▶ Short problem: Leaving out all images, write out the records that follow exactly.

[Part of a data file]
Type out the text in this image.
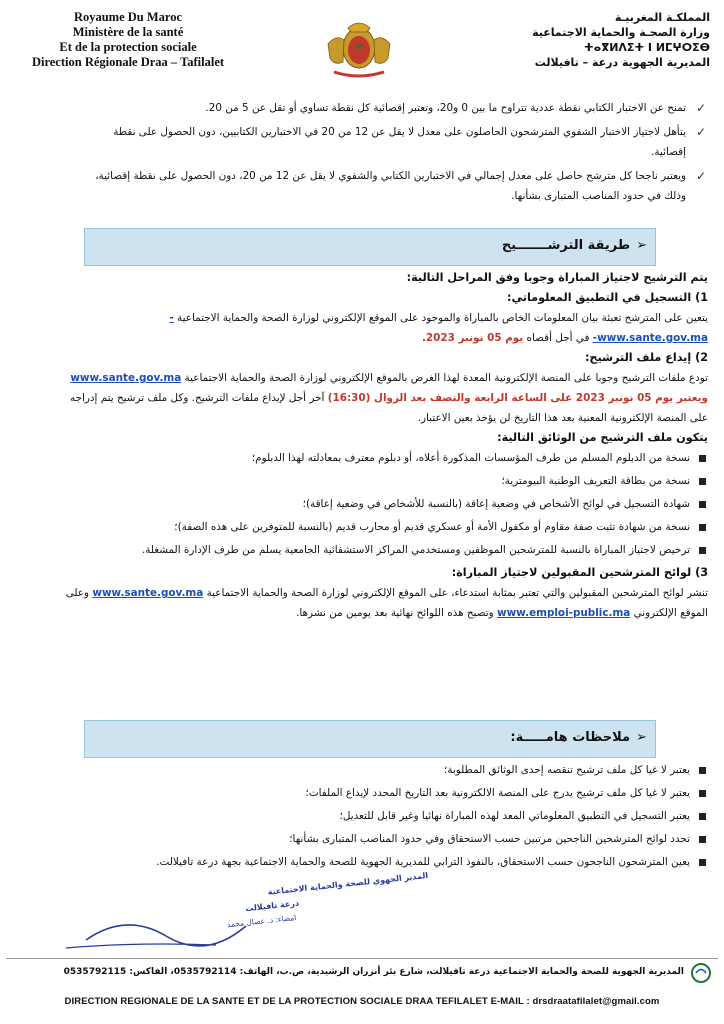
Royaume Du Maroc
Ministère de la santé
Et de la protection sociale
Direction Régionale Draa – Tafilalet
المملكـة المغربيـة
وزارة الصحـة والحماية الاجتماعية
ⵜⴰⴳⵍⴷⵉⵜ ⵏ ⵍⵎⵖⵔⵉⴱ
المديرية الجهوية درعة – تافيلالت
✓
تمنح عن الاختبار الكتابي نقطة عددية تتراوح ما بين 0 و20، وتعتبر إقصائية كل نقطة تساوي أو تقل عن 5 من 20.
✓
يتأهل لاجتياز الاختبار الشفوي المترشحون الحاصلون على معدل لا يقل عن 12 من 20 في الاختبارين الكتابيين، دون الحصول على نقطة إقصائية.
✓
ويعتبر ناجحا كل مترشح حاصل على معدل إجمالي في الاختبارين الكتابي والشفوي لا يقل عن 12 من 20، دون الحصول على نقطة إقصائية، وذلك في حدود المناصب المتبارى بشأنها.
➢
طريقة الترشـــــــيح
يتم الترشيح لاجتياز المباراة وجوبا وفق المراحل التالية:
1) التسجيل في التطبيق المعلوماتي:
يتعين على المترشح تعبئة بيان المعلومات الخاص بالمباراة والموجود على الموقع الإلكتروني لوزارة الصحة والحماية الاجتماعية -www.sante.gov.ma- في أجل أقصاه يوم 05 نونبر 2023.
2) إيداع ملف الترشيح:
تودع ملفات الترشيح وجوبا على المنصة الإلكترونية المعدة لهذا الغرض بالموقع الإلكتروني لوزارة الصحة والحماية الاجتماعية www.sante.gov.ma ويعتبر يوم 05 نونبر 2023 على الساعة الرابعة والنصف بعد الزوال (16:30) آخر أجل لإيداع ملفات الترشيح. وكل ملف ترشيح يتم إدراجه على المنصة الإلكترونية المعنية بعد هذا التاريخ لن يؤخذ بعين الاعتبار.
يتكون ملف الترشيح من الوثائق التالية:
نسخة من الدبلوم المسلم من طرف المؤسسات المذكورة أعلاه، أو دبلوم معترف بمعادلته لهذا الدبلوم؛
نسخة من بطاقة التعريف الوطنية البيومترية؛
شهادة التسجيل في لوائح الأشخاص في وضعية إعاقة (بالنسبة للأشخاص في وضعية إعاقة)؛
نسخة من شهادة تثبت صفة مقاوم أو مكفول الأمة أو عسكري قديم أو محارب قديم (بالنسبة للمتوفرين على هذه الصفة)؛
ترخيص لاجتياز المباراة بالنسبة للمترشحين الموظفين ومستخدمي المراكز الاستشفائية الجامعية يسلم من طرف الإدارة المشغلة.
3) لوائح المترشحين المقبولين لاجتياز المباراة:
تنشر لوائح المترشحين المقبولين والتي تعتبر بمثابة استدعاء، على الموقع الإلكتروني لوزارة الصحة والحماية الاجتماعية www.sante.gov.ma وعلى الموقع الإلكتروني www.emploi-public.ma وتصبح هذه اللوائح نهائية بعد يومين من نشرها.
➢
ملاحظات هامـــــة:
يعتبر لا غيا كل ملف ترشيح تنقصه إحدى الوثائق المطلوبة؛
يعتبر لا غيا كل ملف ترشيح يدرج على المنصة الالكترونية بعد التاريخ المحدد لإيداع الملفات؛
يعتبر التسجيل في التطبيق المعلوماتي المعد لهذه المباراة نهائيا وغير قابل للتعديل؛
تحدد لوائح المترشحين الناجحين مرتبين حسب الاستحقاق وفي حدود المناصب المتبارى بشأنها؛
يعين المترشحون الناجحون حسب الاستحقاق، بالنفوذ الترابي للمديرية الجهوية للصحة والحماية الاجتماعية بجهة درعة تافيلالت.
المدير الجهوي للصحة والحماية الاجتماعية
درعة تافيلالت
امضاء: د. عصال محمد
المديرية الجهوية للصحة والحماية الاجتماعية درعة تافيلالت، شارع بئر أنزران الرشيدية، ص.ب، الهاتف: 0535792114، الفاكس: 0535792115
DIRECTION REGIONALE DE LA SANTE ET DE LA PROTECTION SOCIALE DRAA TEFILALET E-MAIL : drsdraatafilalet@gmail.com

▶ Solution for this problem:
Type out the text in this image.
Royaume Du Maroc
Ministère de la santé
Et de la protection sociale
Direction Régionale Draa – Tafilalet
المملكـة المغربيـة
وزارة الصحـة والحماية الاجتماعية
ⵜⴰⴳⵍⴷⵉⵜ ⵏ ⵍⵎⵖⵔⵉⴱ
المديرية الجهوية درعة – تافيلالت
✓
تمنح عن الاختبار الكتابي نقطة عددية تتراوح ما بين 0 و20، وتعتبر إقصائية كل نقطة تساوي أو تقل عن 5 من 20.
✓
يتأهل لاجتياز الاختبار الشفوي المترشحون الحاصلون على معدل لا يقل عن 12 من 20 في الاختبارين الكتابيين، دون الحصول على نقطة إقصائية.
✓
ويعتبر ناجحا كل مترشح حاصل على معدل إجمالي في الاختبارين الكتابي والشفوي لا يقل عن 12 من 20، دون الحصول على نقطة إقصائية، وذلك في حدود المناصب المتبارى بشأنها.
➢
طريقة الترشـــــــيح
يتم الترشيح لاجتياز المباراة وجوبا وفق المراحل التالية:
1) التسجيل في التطبيق المعلوماتي:
يتعين على المترشح تعبئة بيان المعلومات الخاص بالمباراة والموجود على الموقع الإلكتروني لوزارة الصحة والحماية الاجتماعية -www.sante.gov.ma- في أجل أقصاه يوم 05 نونبر 2023.
2) إيداع ملف الترشيح:
تودع ملفات الترشيح وجوبا على المنصة الإلكترونية المعدة لهذا الغرض بالموقع الإلكتروني لوزارة الصحة والحماية الاجتماعية www.sante.gov.ma ويعتبر يوم 05 نونبر 2023 على الساعة الرابعة والنصف بعد الزوال (16:30) آخر أجل لإيداع ملفات الترشيح. وكل ملف ترشيح يتم إدراجه على المنصة الإلكترونية المعنية بعد هذا التاريخ لن يؤخذ بعين الاعتبار.
يتكون ملف الترشيح من الوثائق التالية:
نسخة من الدبلوم المسلم من طرف المؤسسات المذكورة أعلاه، أو دبلوم معترف بمعادلته لهذا الدبلوم؛
نسخة من بطاقة التعريف الوطنية البيومترية؛
شهادة التسجيل في لوائح الأشخاص في وضعية إعاقة (بالنسبة للأشخاص في وضعية إعاقة)؛
نسخة من شهادة تثبت صفة مقاوم أو مكفول الأمة أو عسكري قديم أو محارب قديم (بالنسبة للمتوفرين على هذه الصفة)؛
ترخيص لاجتياز المباراة بالنسبة للمترشحين الموظفين ومستخدمي المراكز الاستشفائية الجامعية يسلم من طرف الإدارة المشغلة.
3) لوائح المترشحين المقبولين لاجتياز المباراة:
تنشر لوائح المترشحين المقبولين والتي تعتبر بمثابة استدعاء، على الموقع الإلكتروني لوزارة الصحة والحماية الاجتماعية www.sante.gov.ma وعلى الموقع الإلكتروني www.emploi-public.ma وتصبح هذه اللوائح نهائية بعد يومين من نشرها.
➢
ملاحظات هامـــــة:
يعتبر لا غيا كل ملف ترشيح تنقصه إحدى الوثائق المطلوبة؛
يعتبر لا غيا كل ملف ترشيح يدرج على المنصة الالكترونية بعد التاريخ المحدد لإيداع الملفات؛
يعتبر التسجيل في التطبيق المعلوماتي المعد لهذه المباراة نهائيا وغير قابل للتعديل؛
تحدد لوائح المترشحين الناجحين مرتبين حسب الاستحقاق وفي حدود المناصب المتبارى بشأنها؛
يعين المترشحون الناجحون حسب الاستحقاق، بالنفوذ الترابي للمديرية الجهوية للصحة والحماية الاجتماعية بجهة درعة تافيلالت.
المدير الجهوي للصحة والحماية الاجتماعية
درعة تافيلالت
امضاء: د. عصال محمد
المديرية الجهوية للصحة والحماية الاجتماعية درعة تافيلالت، شارع بئر أنزران الرشيدية، ص.ب، الهاتف: 0535792114، الفاكس: 0535792115
DIRECTION REGIONALE DE LA SANTE ET DE LA PROTECTION SOCIALE DRAA TEFILALET E-MAIL : drsdraatafilalet@gmail.com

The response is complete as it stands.